• [EXERCISE DETAILS] Select the lines that contain "label" and copy each of them.

— Start —

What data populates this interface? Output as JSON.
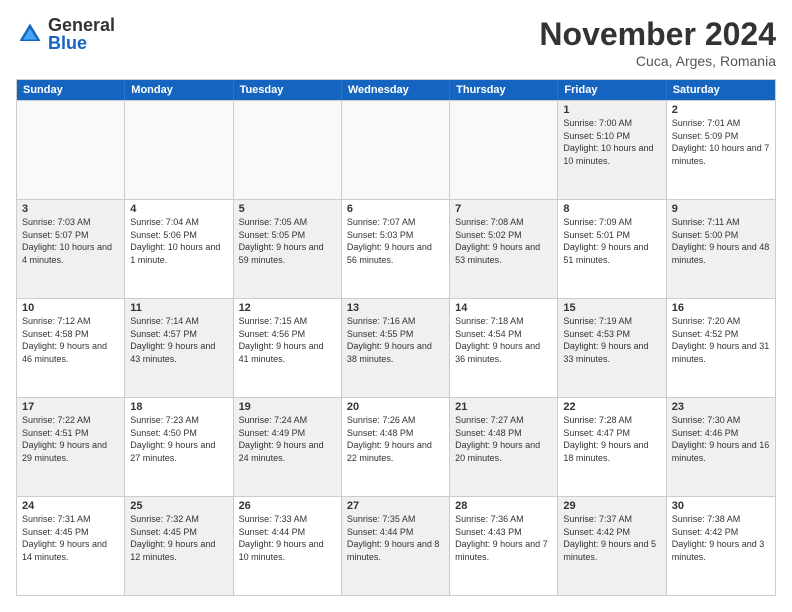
{
  "logo": {
    "general": "General",
    "blue": "Blue"
  },
  "header": {
    "month": "November 2024",
    "location": "Cuca, Arges, Romania"
  },
  "weekdays": [
    "Sunday",
    "Monday",
    "Tuesday",
    "Wednesday",
    "Thursday",
    "Friday",
    "Saturday"
  ],
  "rows": [
    [
      {
        "day": "",
        "text": "",
        "empty": true
      },
      {
        "day": "",
        "text": "",
        "empty": true
      },
      {
        "day": "",
        "text": "",
        "empty": true
      },
      {
        "day": "",
        "text": "",
        "empty": true
      },
      {
        "day": "",
        "text": "",
        "empty": true
      },
      {
        "day": "1",
        "text": "Sunrise: 7:00 AM\nSunset: 5:10 PM\nDaylight: 10 hours and 10 minutes.",
        "shade": true
      },
      {
        "day": "2",
        "text": "Sunrise: 7:01 AM\nSunset: 5:09 PM\nDaylight: 10 hours and 7 minutes.",
        "shade": false
      }
    ],
    [
      {
        "day": "3",
        "text": "Sunrise: 7:03 AM\nSunset: 5:07 PM\nDaylight: 10 hours and 4 minutes.",
        "shade": true
      },
      {
        "day": "4",
        "text": "Sunrise: 7:04 AM\nSunset: 5:06 PM\nDaylight: 10 hours and 1 minute.",
        "shade": false
      },
      {
        "day": "5",
        "text": "Sunrise: 7:05 AM\nSunset: 5:05 PM\nDaylight: 9 hours and 59 minutes.",
        "shade": true
      },
      {
        "day": "6",
        "text": "Sunrise: 7:07 AM\nSunset: 5:03 PM\nDaylight: 9 hours and 56 minutes.",
        "shade": false
      },
      {
        "day": "7",
        "text": "Sunrise: 7:08 AM\nSunset: 5:02 PM\nDaylight: 9 hours and 53 minutes.",
        "shade": true
      },
      {
        "day": "8",
        "text": "Sunrise: 7:09 AM\nSunset: 5:01 PM\nDaylight: 9 hours and 51 minutes.",
        "shade": false
      },
      {
        "day": "9",
        "text": "Sunrise: 7:11 AM\nSunset: 5:00 PM\nDaylight: 9 hours and 48 minutes.",
        "shade": true
      }
    ],
    [
      {
        "day": "10",
        "text": "Sunrise: 7:12 AM\nSunset: 4:58 PM\nDaylight: 9 hours and 46 minutes.",
        "shade": false
      },
      {
        "day": "11",
        "text": "Sunrise: 7:14 AM\nSunset: 4:57 PM\nDaylight: 9 hours and 43 minutes.",
        "shade": true
      },
      {
        "day": "12",
        "text": "Sunrise: 7:15 AM\nSunset: 4:56 PM\nDaylight: 9 hours and 41 minutes.",
        "shade": false
      },
      {
        "day": "13",
        "text": "Sunrise: 7:16 AM\nSunset: 4:55 PM\nDaylight: 9 hours and 38 minutes.",
        "shade": true
      },
      {
        "day": "14",
        "text": "Sunrise: 7:18 AM\nSunset: 4:54 PM\nDaylight: 9 hours and 36 minutes.",
        "shade": false
      },
      {
        "day": "15",
        "text": "Sunrise: 7:19 AM\nSunset: 4:53 PM\nDaylight: 9 hours and 33 minutes.",
        "shade": true
      },
      {
        "day": "16",
        "text": "Sunrise: 7:20 AM\nSunset: 4:52 PM\nDaylight: 9 hours and 31 minutes.",
        "shade": false
      }
    ],
    [
      {
        "day": "17",
        "text": "Sunrise: 7:22 AM\nSunset: 4:51 PM\nDaylight: 9 hours and 29 minutes.",
        "shade": true
      },
      {
        "day": "18",
        "text": "Sunrise: 7:23 AM\nSunset: 4:50 PM\nDaylight: 9 hours and 27 minutes.",
        "shade": false
      },
      {
        "day": "19",
        "text": "Sunrise: 7:24 AM\nSunset: 4:49 PM\nDaylight: 9 hours and 24 minutes.",
        "shade": true
      },
      {
        "day": "20",
        "text": "Sunrise: 7:26 AM\nSunset: 4:48 PM\nDaylight: 9 hours and 22 minutes.",
        "shade": false
      },
      {
        "day": "21",
        "text": "Sunrise: 7:27 AM\nSunset: 4:48 PM\nDaylight: 9 hours and 20 minutes.",
        "shade": true
      },
      {
        "day": "22",
        "text": "Sunrise: 7:28 AM\nSunset: 4:47 PM\nDaylight: 9 hours and 18 minutes.",
        "shade": false
      },
      {
        "day": "23",
        "text": "Sunrise: 7:30 AM\nSunset: 4:46 PM\nDaylight: 9 hours and 16 minutes.",
        "shade": true
      }
    ],
    [
      {
        "day": "24",
        "text": "Sunrise: 7:31 AM\nSunset: 4:45 PM\nDaylight: 9 hours and 14 minutes.",
        "shade": false
      },
      {
        "day": "25",
        "text": "Sunrise: 7:32 AM\nSunset: 4:45 PM\nDaylight: 9 hours and 12 minutes.",
        "shade": true
      },
      {
        "day": "26",
        "text": "Sunrise: 7:33 AM\nSunset: 4:44 PM\nDaylight: 9 hours and 10 minutes.",
        "shade": false
      },
      {
        "day": "27",
        "text": "Sunrise: 7:35 AM\nSunset: 4:44 PM\nDaylight: 9 hours and 8 minutes.",
        "shade": true
      },
      {
        "day": "28",
        "text": "Sunrise: 7:36 AM\nSunset: 4:43 PM\nDaylight: 9 hours and 7 minutes.",
        "shade": false
      },
      {
        "day": "29",
        "text": "Sunrise: 7:37 AM\nSunset: 4:42 PM\nDaylight: 9 hours and 5 minutes.",
        "shade": true
      },
      {
        "day": "30",
        "text": "Sunrise: 7:38 AM\nSunset: 4:42 PM\nDaylight: 9 hours and 3 minutes.",
        "shade": false
      }
    ]
  ]
}
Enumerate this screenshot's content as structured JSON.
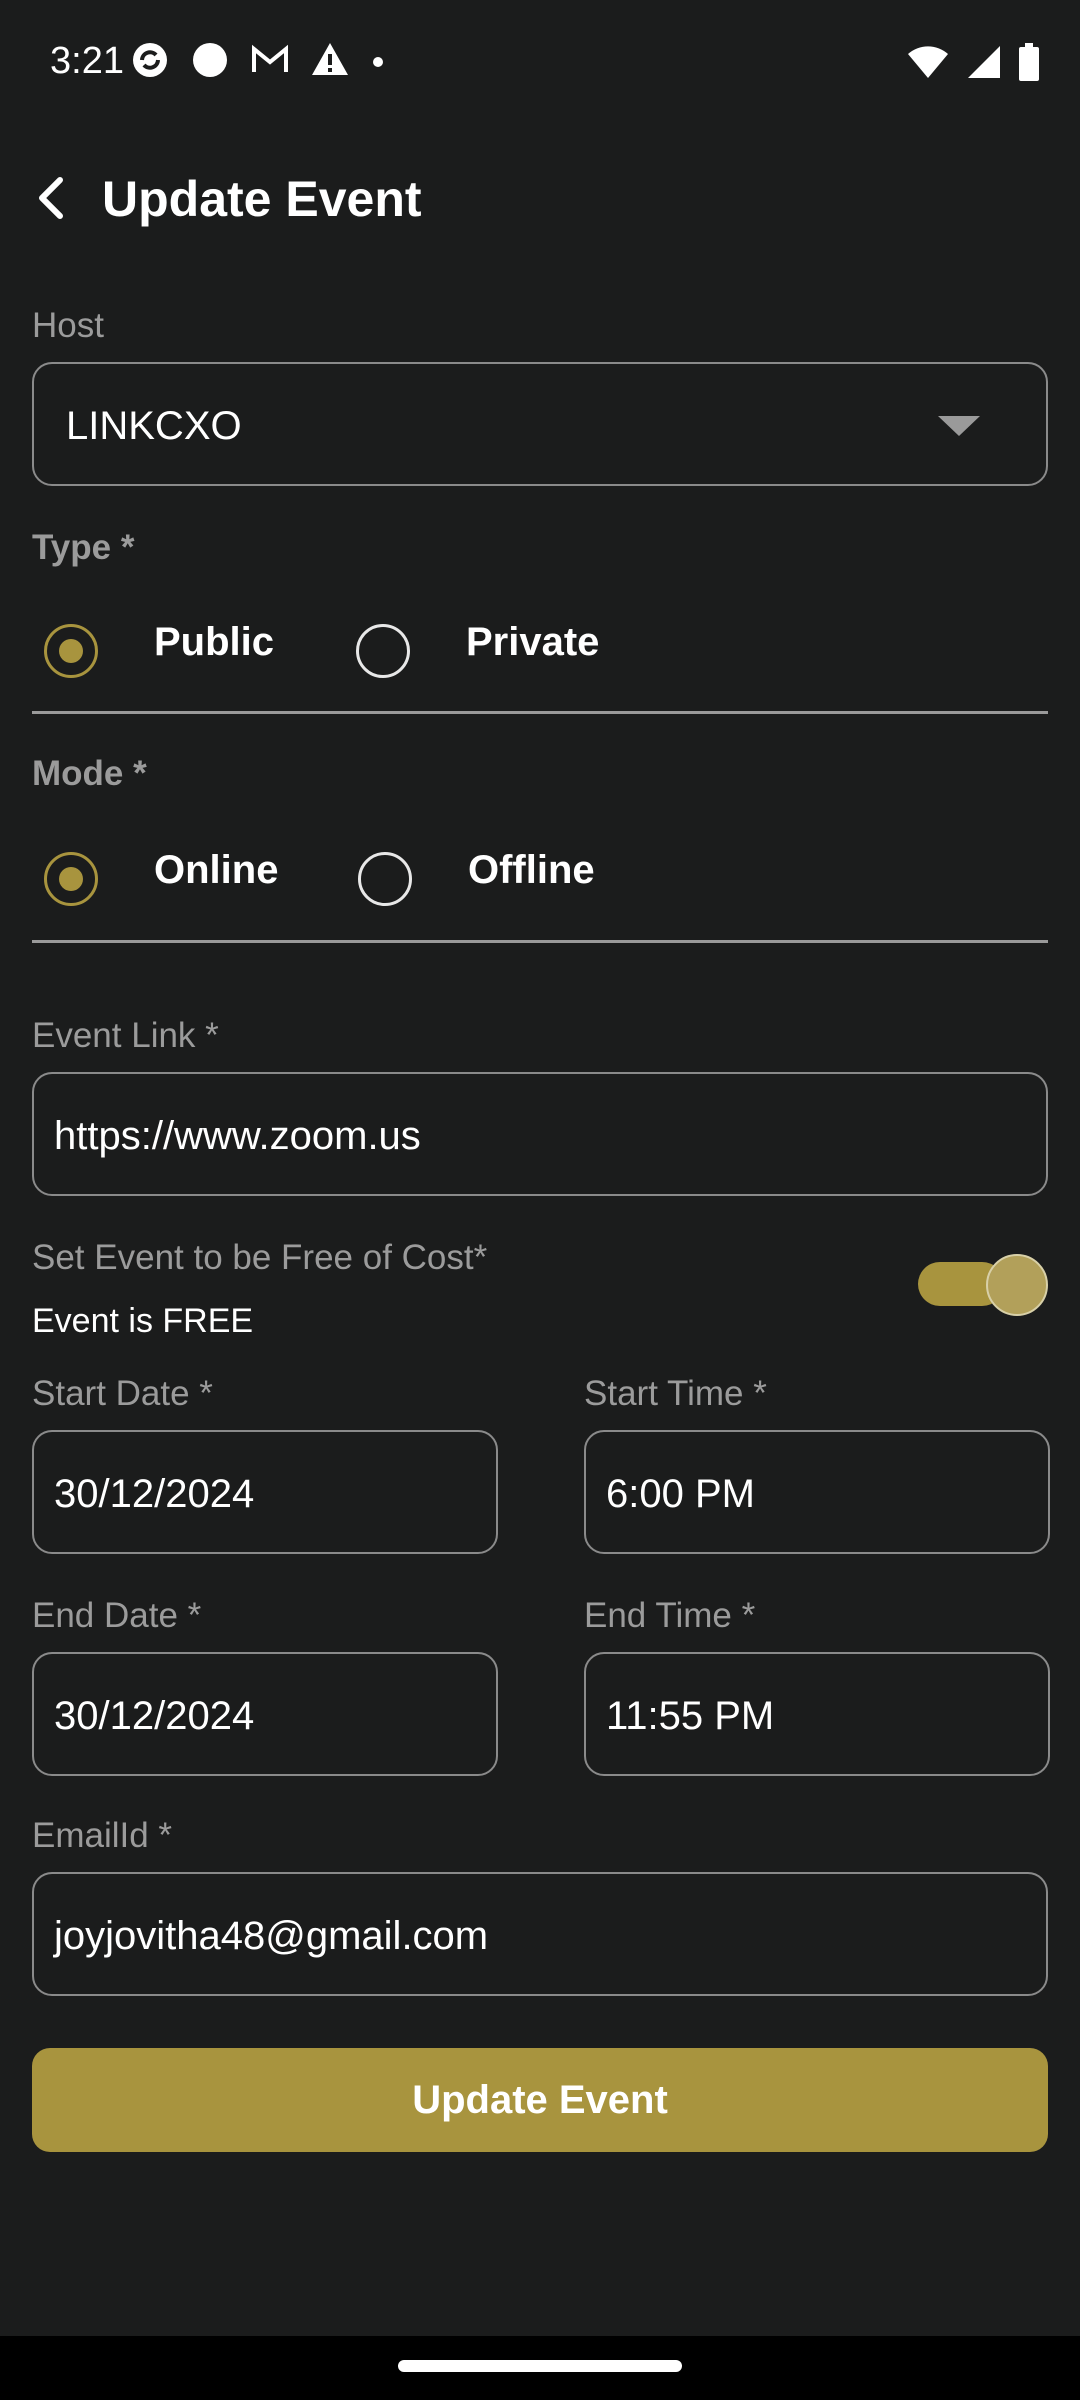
{
  "status_bar": {
    "time": "3:21",
    "left_icons": [
      "sync-icon",
      "circle-icon",
      "gmail-icon",
      "warning-icon",
      "dot-icon"
    ],
    "right_icons": [
      "wifi-icon",
      "signal-icon",
      "battery-icon"
    ]
  },
  "header": {
    "title": "Update Event"
  },
  "host": {
    "label": "Host",
    "value": "LINKCXO"
  },
  "type": {
    "label": "Type *",
    "options": [
      "Public",
      "Private"
    ],
    "selected": "Public"
  },
  "mode": {
    "label": "Mode *",
    "options": [
      "Online",
      "Offline"
    ],
    "selected": "Online"
  },
  "event_link": {
    "label": "Event Link *",
    "value": "https://www.zoom.us"
  },
  "free_of_cost": {
    "label": "Set Event to be Free of Cost*",
    "status": "Event is FREE",
    "enabled": true
  },
  "start_date": {
    "label": "Start Date *",
    "value": "30/12/2024"
  },
  "start_time": {
    "label": "Start Time *",
    "value": "6:00 PM"
  },
  "end_date": {
    "label": "End Date *",
    "value": "30/12/2024"
  },
  "end_time": {
    "label": "End Time *",
    "value": "11:55 PM"
  },
  "email": {
    "label": "EmailId *",
    "value": "joyjovitha48@gmail.com"
  },
  "submit": {
    "label": "Update Event"
  },
  "colors": {
    "background": "#1b1c1c",
    "accent": "#a8943e",
    "label": "#9b9b9b",
    "border": "#8a8a8a"
  }
}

— End —

• [SOLUTION TO THIS TASK]
    "label": "Host",
    "label": "Type *",
    "label": "Mode *",
    "label": "Event Link *",
    "label": "Set Event to be Free of Cost*",
    "label": "Start Date *",
    "label": "Start Time *",
    "label": "End Date *",
    "label": "End Time *",
    "label": "EmailId *",
    "label": "Update Event"
    "label": "#9b9b9b",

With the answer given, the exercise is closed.